STATED GOAL:
Copy these rows word for word, keeping every line as given.

RECORDED DATA:
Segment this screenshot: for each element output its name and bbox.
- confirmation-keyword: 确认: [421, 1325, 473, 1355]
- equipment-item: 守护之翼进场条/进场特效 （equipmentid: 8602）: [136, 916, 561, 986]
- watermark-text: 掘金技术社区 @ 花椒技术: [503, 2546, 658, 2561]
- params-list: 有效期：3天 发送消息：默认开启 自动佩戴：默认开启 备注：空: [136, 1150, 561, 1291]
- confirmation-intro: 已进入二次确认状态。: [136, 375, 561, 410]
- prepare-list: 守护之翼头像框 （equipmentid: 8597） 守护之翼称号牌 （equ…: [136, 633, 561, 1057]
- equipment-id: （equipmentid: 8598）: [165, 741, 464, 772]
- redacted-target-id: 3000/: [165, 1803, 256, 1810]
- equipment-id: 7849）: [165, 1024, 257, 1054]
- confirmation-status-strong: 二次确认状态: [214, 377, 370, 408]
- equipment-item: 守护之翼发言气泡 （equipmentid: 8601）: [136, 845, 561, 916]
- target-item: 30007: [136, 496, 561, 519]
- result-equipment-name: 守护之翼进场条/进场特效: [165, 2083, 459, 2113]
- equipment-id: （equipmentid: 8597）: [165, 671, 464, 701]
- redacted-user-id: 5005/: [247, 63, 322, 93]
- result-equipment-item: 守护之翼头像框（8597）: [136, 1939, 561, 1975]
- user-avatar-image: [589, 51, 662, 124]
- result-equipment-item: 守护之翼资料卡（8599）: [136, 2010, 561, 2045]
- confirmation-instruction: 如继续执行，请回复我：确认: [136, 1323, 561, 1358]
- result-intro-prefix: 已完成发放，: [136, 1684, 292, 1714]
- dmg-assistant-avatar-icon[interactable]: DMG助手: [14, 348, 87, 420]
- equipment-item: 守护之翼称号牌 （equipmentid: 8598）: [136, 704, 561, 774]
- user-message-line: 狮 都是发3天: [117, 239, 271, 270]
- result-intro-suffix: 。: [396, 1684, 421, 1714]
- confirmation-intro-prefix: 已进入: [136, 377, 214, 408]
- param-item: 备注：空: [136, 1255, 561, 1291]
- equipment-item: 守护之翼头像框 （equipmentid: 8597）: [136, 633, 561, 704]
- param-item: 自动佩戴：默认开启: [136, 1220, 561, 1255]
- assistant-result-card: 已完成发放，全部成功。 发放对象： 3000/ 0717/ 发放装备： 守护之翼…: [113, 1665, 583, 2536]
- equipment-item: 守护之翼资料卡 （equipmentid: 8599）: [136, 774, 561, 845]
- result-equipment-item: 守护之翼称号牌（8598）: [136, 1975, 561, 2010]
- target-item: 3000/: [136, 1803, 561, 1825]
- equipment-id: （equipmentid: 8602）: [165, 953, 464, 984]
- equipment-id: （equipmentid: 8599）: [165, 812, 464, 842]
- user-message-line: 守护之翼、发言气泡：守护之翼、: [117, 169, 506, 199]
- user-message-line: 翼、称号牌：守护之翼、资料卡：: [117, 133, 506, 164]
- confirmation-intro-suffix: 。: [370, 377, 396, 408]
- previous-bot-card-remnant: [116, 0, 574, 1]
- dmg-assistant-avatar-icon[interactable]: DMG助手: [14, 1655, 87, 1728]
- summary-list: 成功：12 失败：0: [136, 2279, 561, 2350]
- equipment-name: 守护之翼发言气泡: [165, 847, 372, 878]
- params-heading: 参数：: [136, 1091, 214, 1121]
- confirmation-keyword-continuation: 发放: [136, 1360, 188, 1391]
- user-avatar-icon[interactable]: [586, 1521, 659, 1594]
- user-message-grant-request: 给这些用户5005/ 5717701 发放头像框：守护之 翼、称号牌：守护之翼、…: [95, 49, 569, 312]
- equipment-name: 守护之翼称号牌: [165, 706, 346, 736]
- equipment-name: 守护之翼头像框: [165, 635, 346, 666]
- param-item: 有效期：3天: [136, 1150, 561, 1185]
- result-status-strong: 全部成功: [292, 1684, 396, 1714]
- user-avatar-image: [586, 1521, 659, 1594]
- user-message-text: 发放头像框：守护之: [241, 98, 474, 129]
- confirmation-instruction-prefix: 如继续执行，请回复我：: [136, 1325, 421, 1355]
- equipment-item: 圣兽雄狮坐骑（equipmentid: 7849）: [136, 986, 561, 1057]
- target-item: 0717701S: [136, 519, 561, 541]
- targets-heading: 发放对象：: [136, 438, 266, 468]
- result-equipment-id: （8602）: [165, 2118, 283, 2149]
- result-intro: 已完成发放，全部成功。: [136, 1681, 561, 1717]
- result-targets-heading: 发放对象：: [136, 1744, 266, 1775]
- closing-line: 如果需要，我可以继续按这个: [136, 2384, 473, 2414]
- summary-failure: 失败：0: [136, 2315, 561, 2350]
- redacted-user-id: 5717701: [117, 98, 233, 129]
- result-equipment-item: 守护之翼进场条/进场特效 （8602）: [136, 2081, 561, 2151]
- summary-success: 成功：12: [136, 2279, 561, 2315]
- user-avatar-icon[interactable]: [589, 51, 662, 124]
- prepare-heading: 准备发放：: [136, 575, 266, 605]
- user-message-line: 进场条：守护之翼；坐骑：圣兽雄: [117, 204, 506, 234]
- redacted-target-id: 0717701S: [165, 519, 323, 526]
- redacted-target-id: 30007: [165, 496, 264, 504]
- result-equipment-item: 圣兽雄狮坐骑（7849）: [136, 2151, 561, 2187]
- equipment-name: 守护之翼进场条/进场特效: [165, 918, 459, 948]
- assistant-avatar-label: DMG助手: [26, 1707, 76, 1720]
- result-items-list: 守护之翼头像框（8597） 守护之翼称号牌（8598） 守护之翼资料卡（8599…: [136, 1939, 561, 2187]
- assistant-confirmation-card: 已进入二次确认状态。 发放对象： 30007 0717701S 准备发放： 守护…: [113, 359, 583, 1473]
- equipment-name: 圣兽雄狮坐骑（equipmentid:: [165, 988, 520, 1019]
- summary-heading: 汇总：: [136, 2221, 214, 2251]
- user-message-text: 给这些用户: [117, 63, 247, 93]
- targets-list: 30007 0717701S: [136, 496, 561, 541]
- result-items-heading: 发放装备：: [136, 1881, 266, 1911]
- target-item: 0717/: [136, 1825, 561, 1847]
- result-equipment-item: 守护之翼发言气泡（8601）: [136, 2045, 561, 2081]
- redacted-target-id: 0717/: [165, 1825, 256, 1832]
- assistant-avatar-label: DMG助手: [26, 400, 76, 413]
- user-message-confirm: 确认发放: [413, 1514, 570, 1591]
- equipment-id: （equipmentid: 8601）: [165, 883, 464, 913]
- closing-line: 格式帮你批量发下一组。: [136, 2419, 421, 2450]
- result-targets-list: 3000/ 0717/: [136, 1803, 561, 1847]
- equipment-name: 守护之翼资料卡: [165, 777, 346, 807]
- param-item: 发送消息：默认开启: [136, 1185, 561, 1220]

EXPECTED OUTPUT:
Segment this screenshot: for each element output its name and bbox.
- confirmation-keyword: 确认: [421, 1325, 473, 1355]
- equipment-item: 守护之翼进场条/进场特效 （equipmentid: 8602）: [136, 916, 561, 986]
- watermark-text: 掘金技术社区 @ 花椒技术: [503, 2546, 658, 2561]
- params-list: 有效期：3天 发送消息：默认开启 自动佩戴：默认开启 备注：空: [136, 1150, 561, 1291]
- confirmation-intro: 已进入二次确认状态。: [136, 375, 561, 410]
- prepare-list: 守护之翼头像框 （equipmentid: 8597） 守护之翼称号牌 （equ…: [136, 633, 561, 1057]
- equipment-id: （equipmentid: 8598）: [165, 741, 464, 772]
- redacted-target-id: 3000/: [165, 1803, 256, 1810]
- equipment-id: 7849）: [165, 1024, 257, 1054]
- confirmation-status-strong: 二次确认状态: [214, 377, 370, 408]
- equipment-item: 守护之翼发言气泡 （equipmentid: 8601）: [136, 845, 561, 916]
- target-item: 30007: [136, 496, 561, 519]
- result-equipment-name: 守护之翼进场条/进场特效: [165, 2083, 459, 2113]
- equipment-id: （equipmentid: 8597）: [165, 671, 464, 701]
- redacted-user-id: 5005/: [247, 63, 322, 93]
- result-equipment-item: 守护之翼头像框（8597）: [136, 1939, 561, 1975]
- user-avatar-image: [589, 51, 662, 124]
- result-equipment-item: 守护之翼资料卡（8599）: [136, 2010, 561, 2045]
- confirmation-instruction: 如继续执行，请回复我：确认: [136, 1323, 561, 1358]
- result-intro-prefix: 已完成发放，: [136, 1684, 292, 1714]
- dmg-assistant-avatar-icon[interactable]: DMG助手: [14, 348, 87, 420]
- equipment-item: 守护之翼称号牌 （equipmentid: 8598）: [136, 704, 561, 774]
- user-message-line: 狮 都是发3天: [117, 239, 271, 270]
- result-intro-suffix: 。: [396, 1684, 421, 1714]
- confirmation-intro-prefix: 已进入: [136, 377, 214, 408]
- param-item: 备注：空: [136, 1255, 561, 1291]
- equipment-item: 守护之翼头像框 （equipmentid: 8597）: [136, 633, 561, 704]
- param-item: 自动佩戴：默认开启: [136, 1220, 561, 1255]
- assistant-result-card: 已完成发放，全部成功。 发放对象： 3000/ 0717/ 发放装备： 守护之翼…: [113, 1665, 583, 2536]
- equipment-item: 守护之翼资料卡 （equipmentid: 8599）: [136, 774, 561, 845]
- result-equipment-item: 守护之翼称号牌（8598）: [136, 1975, 561, 2010]
- target-item: 3000/: [136, 1803, 561, 1825]
- equipment-id: （equipmentid: 8602）: [165, 953, 464, 984]
- equipment-id: （equipmentid: 8599）: [165, 812, 464, 842]
- user-message-line: 守护之翼、发言气泡：守护之翼、: [117, 169, 506, 199]
- user-message-line: 翼、称号牌：守护之翼、资料卡：: [117, 133, 506, 164]
- confirmation-intro-suffix: 。: [370, 377, 396, 408]
- previous-bot-card-remnant: [116, 0, 574, 1]
- dmg-assistant-avatar-icon[interactable]: DMG助手: [14, 1655, 87, 1728]
- summary-list: 成功：12 失败：0: [136, 2279, 561, 2350]
- equipment-name: 守护之翼发言气泡: [165, 847, 372, 878]
- params-heading: 参数：: [136, 1091, 214, 1121]
- confirmation-keyword-continuation: 发放: [136, 1360, 188, 1391]
- user-avatar-icon[interactable]: [586, 1521, 659, 1594]
- user-message-grant-request: 给这些用户5005/ 5717701 发放头像框：守护之 翼、称号牌：守护之翼、…: [95, 49, 569, 312]
- equipment-name: 守护之翼称号牌: [165, 706, 346, 736]
- equipment-name: 守护之翼头像框: [165, 635, 346, 666]
- param-item: 有效期：3天: [136, 1150, 561, 1185]
- result-status-strong: 全部成功: [292, 1684, 396, 1714]
- user-avatar-image: [586, 1521, 659, 1594]
- user-message-text: 发放头像框：守护之: [241, 98, 474, 129]
- confirmation-instruction-prefix: 如继续执行，请回复我：: [136, 1325, 421, 1355]
- equipment-item: 圣兽雄狮坐骑（equipmentid: 7849）: [136, 986, 561, 1057]
- target-item: 0717701S: [136, 519, 561, 541]
- targets-heading: 发放对象：: [136, 438, 266, 468]
- result-equipment-id: （8602）: [165, 2118, 283, 2149]
- result-intro: 已完成发放，全部成功。: [136, 1681, 561, 1717]
- result-targets-heading: 发放对象：: [136, 1744, 266, 1775]
- closing-line: 如果需要，我可以继续按这个: [136, 2384, 473, 2414]
- summary-failure: 失败：0: [136, 2315, 561, 2350]
- redacted-user-id: 5717701: [117, 98, 233, 129]
- result-equipment-item: 守护之翼进场条/进场特效 （8602）: [136, 2081, 561, 2151]
- summary-success: 成功：12: [136, 2279, 561, 2315]
- user-avatar-icon[interactable]: [589, 51, 662, 124]
- prepare-heading: 准备发放：: [136, 575, 266, 605]
- user-message-line: 进场条：守护之翼；坐骑：圣兽雄: [117, 204, 506, 234]
- redacted-target-id: 0717701S: [165, 519, 323, 526]
- redacted-target-id: 30007: [165, 496, 264, 504]
- result-equipment-item: 圣兽雄狮坐骑（7849）: [136, 2151, 561, 2187]
- equipment-name: 守护之翼进场条/进场特效: [165, 918, 459, 948]
- assistant-avatar-label: DMG助手: [26, 1707, 76, 1720]
- result-items-list: 守护之翼头像框（8597） 守护之翼称号牌（8598） 守护之翼资料卡（8599…: [136, 1939, 561, 2187]
- assistant-confirmation-card: 已进入二次确认状态。 发放对象： 30007 0717701S 准备发放： 守护…: [113, 359, 583, 1473]
- equipment-name: 圣兽雄狮坐骑（equipmentid:: [165, 988, 520, 1019]
- summary-heading: 汇总：: [136, 2221, 214, 2251]
- user-message-text: 给这些用户: [117, 63, 247, 93]
- targets-list: 30007 0717701S: [136, 496, 561, 541]
- result-items-heading: 发放装备：: [136, 1881, 266, 1911]
- target-item: 0717/: [136, 1825, 561, 1847]
- result-equipment-item: 守护之翼发言气泡（8601）: [136, 2045, 561, 2081]
- redacted-target-id: 0717/: [165, 1825, 256, 1832]
- assistant-avatar-label: DMG助手: [26, 400, 76, 413]
- user-message-confirm: 确认发放: [413, 1514, 570, 1591]
- equipment-id: （equipmentid: 8601）: [165, 883, 464, 913]
- closing-line: 格式帮你批量发下一组。: [136, 2419, 421, 2450]
- result-targets-list: 3000/ 0717/: [136, 1803, 561, 1847]
- equipment-name: 守护之翼资料卡: [165, 777, 346, 807]
- param-item: 发送消息：默认开启: [136, 1185, 561, 1220]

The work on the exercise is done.